__Problem to solve__. Please pull out every line that includes the string "table".

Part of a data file
* Start *
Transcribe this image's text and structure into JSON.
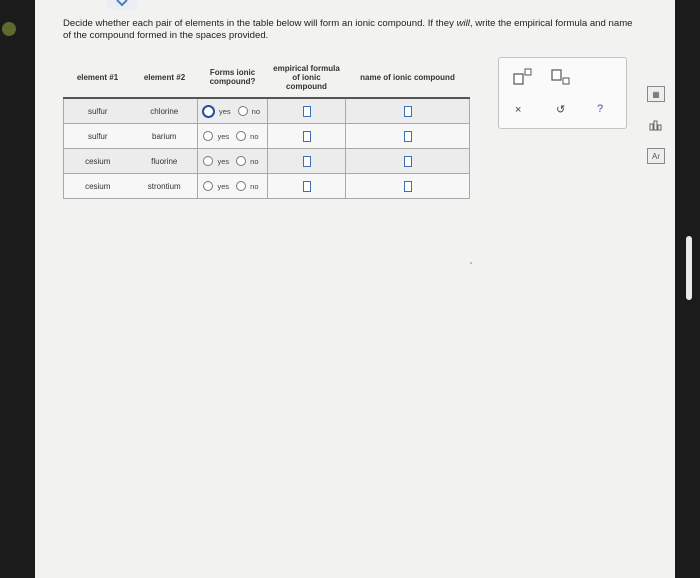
{
  "instructions": {
    "part1": "Decide whether each pair of elements in the table below will form an ionic compound. If they ",
    "will": "will",
    "part2": ", write the empirical formula and name of the compound formed in the spaces provided."
  },
  "table": {
    "headers": {
      "element1": "element #1",
      "element2": "element #2",
      "forms_ionic": "Forms ionic compound?",
      "formula": "empirical formula of ionic compound",
      "name": "name of ionic compound"
    },
    "rows": [
      {
        "element1": "sulfur",
        "element2": "chlorine",
        "selected": "yes"
      },
      {
        "element1": "sulfur",
        "element2": "barium",
        "selected": ""
      },
      {
        "element1": "cesium",
        "element2": "fluorine",
        "selected": ""
      },
      {
        "element1": "cesium",
        "element2": "strontium",
        "selected": ""
      }
    ],
    "radio_yes": "yes",
    "radio_no": "no"
  },
  "panel": {
    "clear_symbol": "×",
    "undo_symbol": "↺",
    "help_symbol": "?"
  },
  "colors": {
    "accent": "#1f4fa3",
    "answer_box": "#3c6fb8",
    "help": "#6a3ea1"
  }
}
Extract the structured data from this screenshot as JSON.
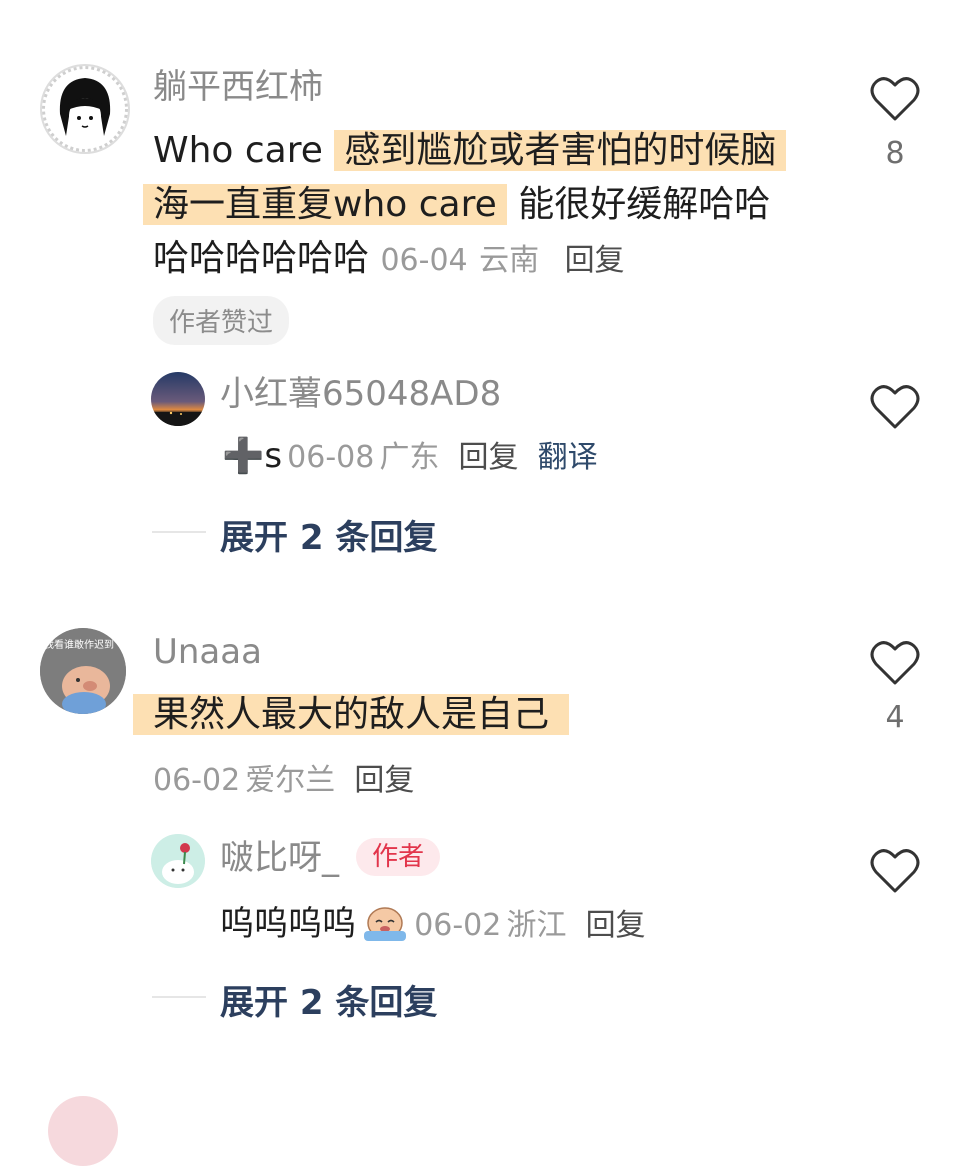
* End *
__Response__.
    "part1": "Decide whether each pair of elements in the table below will form an ionic compound. If they ",
  "table": {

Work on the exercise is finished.